* Source text:
________________
Pakistan Airlines Football Club, commonly known as PIA F.C., is a Pakistani football club based in Karachi, Sindh, Pakistan. The club was to compete in 2018–19, but withdrew due to financial issues. The club is most successful club in Pakistan, in terms of league titles, winning nine titles with their first league title in 1971, and their last title win was in the season of 1998–99.

History
The club was founded in 1958, to represent Pakistan International Airlines in Inter-Departmental League. Their first championship came in 1971 when they defeated Karachi in the finals, the club successfully defended their title in 1972 when they held off Peshawar White. Their third title came in the first of the two 1975 seasons, defeating provincial side Punjab A. In 1976 they retained their title, holding off a challenge from Pakistan Railways FC.
________________
* Data:
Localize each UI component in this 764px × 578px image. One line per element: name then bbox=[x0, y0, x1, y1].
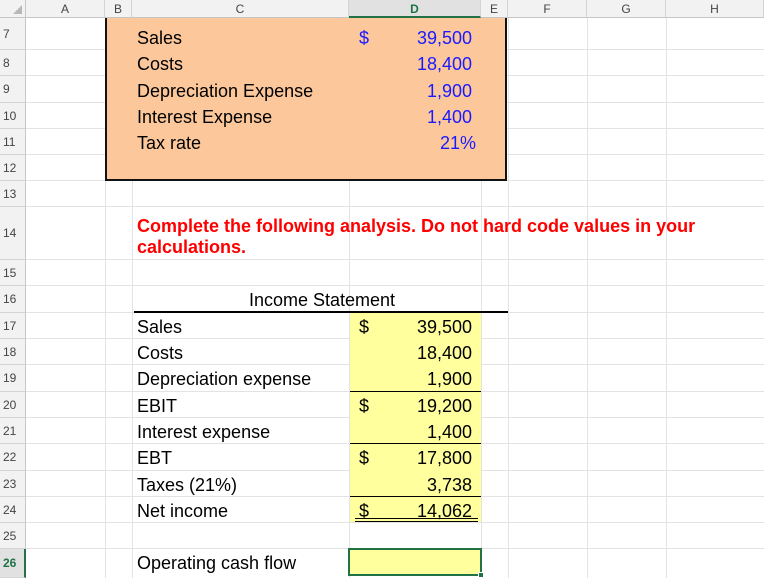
________________
* Task set:
[1] Reproduce the PIA F.C. passage word for word, starting at "Pakistan Airlines Football" and ending after "season of 1998–99.".
[2] Extend the PIA F.C. history beyond its final sentence.
The material above is separate from the passage on PIA F.C.

* Answers for the tasks:
[1]
Pakistan Airlines Football Club, commonly known as PIA F.C., is a Pakistani football club based in Karachi, Sindh, Pakistan. The club was to compete in 2018–19, but withdrew due to financial issues. The club is most successful club in Pakistan, in terms of league titles, winning nine titles with their first league title in 1971, and their last title win was in the season of 1998–99.

[2]
Pakistan Airlines were defending champions in 1978, after there being no football 1977 due to martial law, but they continued to dominate Pakistani football and beat Sindh Red to take the championship for a fifth time. They defeated Pakistan Air Force in 1981 to win their sixth title. They had to wait eight years for their next title win, Sindh Government Press were the team beaten in 1989 (II).

In the season of 1992–93, they won their eighth title, when they defeated Pakistan Army. In the 1997(II) season, they fought off tough competition from Allied Bank to win their ninth national championship.

Pakistan Premier League era
The club was added into 2007–08 Pakistan Premier League, as the league expanded from 12 to 14 teams. In their first season, the club finished at sixth position. The club competed in 2008 National Football Challenge Cup but finished third in their group and failed to qualify.

In the season of 2008–09, the club dropped two places and finished eighth, although the club performed well in the 2009 National Football Challenge Cup, as they finished runners up to Khan Research Laboratories, losing the finals 1–0. In 2011–12 Pakistan Premier League, the club recorded their biggest when they lost 4–0 to Khan Research Laboratories at home.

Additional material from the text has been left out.